Return the full material exactly.

##### RECORD EXCERPTS

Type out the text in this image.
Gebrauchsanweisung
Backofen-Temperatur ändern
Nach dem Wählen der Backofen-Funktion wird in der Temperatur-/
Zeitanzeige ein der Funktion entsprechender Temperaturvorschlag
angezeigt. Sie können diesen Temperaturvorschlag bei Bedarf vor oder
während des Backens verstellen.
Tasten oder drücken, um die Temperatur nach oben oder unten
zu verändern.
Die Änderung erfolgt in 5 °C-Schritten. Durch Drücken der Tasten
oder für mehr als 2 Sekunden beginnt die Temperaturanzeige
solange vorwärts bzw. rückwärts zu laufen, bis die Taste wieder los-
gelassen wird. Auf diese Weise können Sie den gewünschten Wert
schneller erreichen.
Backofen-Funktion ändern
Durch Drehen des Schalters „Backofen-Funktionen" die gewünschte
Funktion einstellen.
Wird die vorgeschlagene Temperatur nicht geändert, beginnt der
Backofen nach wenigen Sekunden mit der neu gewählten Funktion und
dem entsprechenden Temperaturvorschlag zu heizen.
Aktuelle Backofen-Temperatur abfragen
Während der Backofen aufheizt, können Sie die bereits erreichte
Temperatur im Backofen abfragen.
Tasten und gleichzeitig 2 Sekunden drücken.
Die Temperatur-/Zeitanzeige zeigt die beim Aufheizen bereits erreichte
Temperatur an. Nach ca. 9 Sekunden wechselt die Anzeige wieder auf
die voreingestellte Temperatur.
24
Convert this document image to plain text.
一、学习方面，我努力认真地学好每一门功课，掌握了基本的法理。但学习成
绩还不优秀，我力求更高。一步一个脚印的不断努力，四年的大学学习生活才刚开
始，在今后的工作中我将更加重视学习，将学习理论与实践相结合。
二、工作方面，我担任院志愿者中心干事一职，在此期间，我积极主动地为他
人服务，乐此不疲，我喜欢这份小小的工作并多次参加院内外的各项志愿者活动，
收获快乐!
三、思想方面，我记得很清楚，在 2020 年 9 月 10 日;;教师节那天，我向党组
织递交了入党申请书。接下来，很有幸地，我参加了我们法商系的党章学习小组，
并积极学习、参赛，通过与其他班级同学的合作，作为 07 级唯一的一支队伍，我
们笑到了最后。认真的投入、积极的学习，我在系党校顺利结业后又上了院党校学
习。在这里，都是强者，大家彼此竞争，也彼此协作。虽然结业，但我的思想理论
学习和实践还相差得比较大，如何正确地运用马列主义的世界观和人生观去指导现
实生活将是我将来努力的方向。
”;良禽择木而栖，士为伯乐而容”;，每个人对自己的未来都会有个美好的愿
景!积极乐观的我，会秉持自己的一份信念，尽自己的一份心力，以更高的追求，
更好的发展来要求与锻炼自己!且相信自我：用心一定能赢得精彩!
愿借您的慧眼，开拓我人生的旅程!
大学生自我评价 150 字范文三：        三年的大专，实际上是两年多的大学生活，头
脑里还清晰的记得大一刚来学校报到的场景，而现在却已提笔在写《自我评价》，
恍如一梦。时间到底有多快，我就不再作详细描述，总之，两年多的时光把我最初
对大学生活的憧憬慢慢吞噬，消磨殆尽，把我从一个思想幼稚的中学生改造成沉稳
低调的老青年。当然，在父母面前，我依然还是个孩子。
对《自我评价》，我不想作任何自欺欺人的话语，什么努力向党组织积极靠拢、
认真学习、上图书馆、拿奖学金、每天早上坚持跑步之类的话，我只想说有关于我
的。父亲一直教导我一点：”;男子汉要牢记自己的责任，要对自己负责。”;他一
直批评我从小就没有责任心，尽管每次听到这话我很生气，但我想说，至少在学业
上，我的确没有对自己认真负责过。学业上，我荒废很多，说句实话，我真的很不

##########

EXERCISE RESPONSE:
Type out the text in this image.
Gebrauchsanweisung
Backofen-Temperatur ändern
Nach dem Wählen der Backofen-Funktion wird in der Temperatur-/
Zeitanzeige ein der Funktion entsprechender Temperaturvorschlag
angezeigt. Sie können diesen Temperaturvorschlag bei Bedarf vor oder
während des Backens verstellen.
Tasten oder drücken, um die Temperatur nach oben oder unten
zu verändern.
Die Änderung erfolgt in 5 °C-Schritten. Durch Drücken der Tasten
oder für mehr als 2 Sekunden beginnt die Temperaturanzeige
solange vorwärts bzw. rückwärts zu laufen, bis die Taste wieder los-
gelassen wird. Auf diese Weise können Sie den gewünschten Wert
schneller erreichen.
Backofen-Funktion ändern
Durch Drehen des Schalters „Backofen-Funktionen" die gewünschte
Funktion einstellen.
Wird die vorgeschlagene Temperatur nicht geändert, beginnt der
Backofen nach wenigen Sekunden mit der neu gewählten Funktion und
dem entsprechenden Temperaturvorschlag zu heizen.
Aktuelle Backofen-Temperatur abfragen
Während der Backofen aufheizt, können Sie die bereits erreichte
Temperatur im Backofen abfragen.
Tasten und gleichzeitig 2 Sekunden drücken.
Die Temperatur-/Zeitanzeige zeigt die beim Aufheizen bereits erreichte
Temperatur an. Nach ca. 9 Sekunden wechselt die Anzeige wieder auf
die voreingestellte Temperatur.
24
Convert this document image to plain text.
一、学习方面，我努力认真地学好每一门功课，掌握了基本的法理。但学习成
绩还不优秀，我力求更高。一步一个脚印的不断努力，四年的大学学习生活才刚开
始，在今后的工作中我将更加重视学习，将学习理论与实践相结合。
二、工作方面，我担任院志愿者中心干事一职，在此期间，我积极主动地为他
人服务，乐此不疲，我喜欢这份小小的工作并多次参加院内外的各项志愿者活动，
收获快乐!
三、思想方面，我记得很清楚，在 2020 年 9 月 10 日;;教师节那天，我向党组
织递交了入党申请书。接下来，很有幸地，我参加了我们法商系的党章学习小组，
并积极学习、参赛，通过与其他班级同学的合作，作为 07 级唯一的一支队伍，我
们笑到了最后。认真的投入、积极的学习，我在系党校顺利结业后又上了院党校学
习。在这里，都是强者，大家彼此竞争，也彼此协作。虽然结业，但我的思想理论
学习和实践还相差得比较大，如何正确地运用马列主义的世界观和人生观去指导现
实生活将是我将来努力的方向。
”;良禽择木而栖，士为伯乐而容”;，每个人对自己的未来都会有个美好的愿
景!积极乐观的我，会秉持自己的一份信念，尽自己的一份心力，以更高的追求，
更好的发展来要求与锻炼自己!且相信自我：用心一定能赢得精彩!
愿借您的慧眼，开拓我人生的旅程!
大学生自我评价 150 字范文三：        三年的大专，实际上是两年多的大学生活，头
脑里还清晰的记得大一刚来学校报到的场景，而现在却已提笔在写《自我评价》，
恍如一梦。时间到底有多快，我就不再作详细描述，总之，两年多的时光把我最初
对大学生活的憧憬慢慢吞噬，消磨殆尽，把我从一个思想幼稚的中学生改造成沉稳
低调的老青年。当然，在父母面前，我依然还是个孩子。
对《自我评价》，我不想作任何自欺欺人的话语，什么努力向党组织积极靠拢、
认真学习、上图书馆、拿奖学金、每天早上坚持跑步之类的话，我只想说有关于我
的。父亲一直教导我一点：”;男子汉要牢记自己的责任，要对自己负责。”;他一
直批评我从小就没有责任心，尽管每次听到这话我很生气，但我想说，至少在学业
上，我的确没有对自己认真负责过。学业上，我荒废很多，说句实话，我真的很不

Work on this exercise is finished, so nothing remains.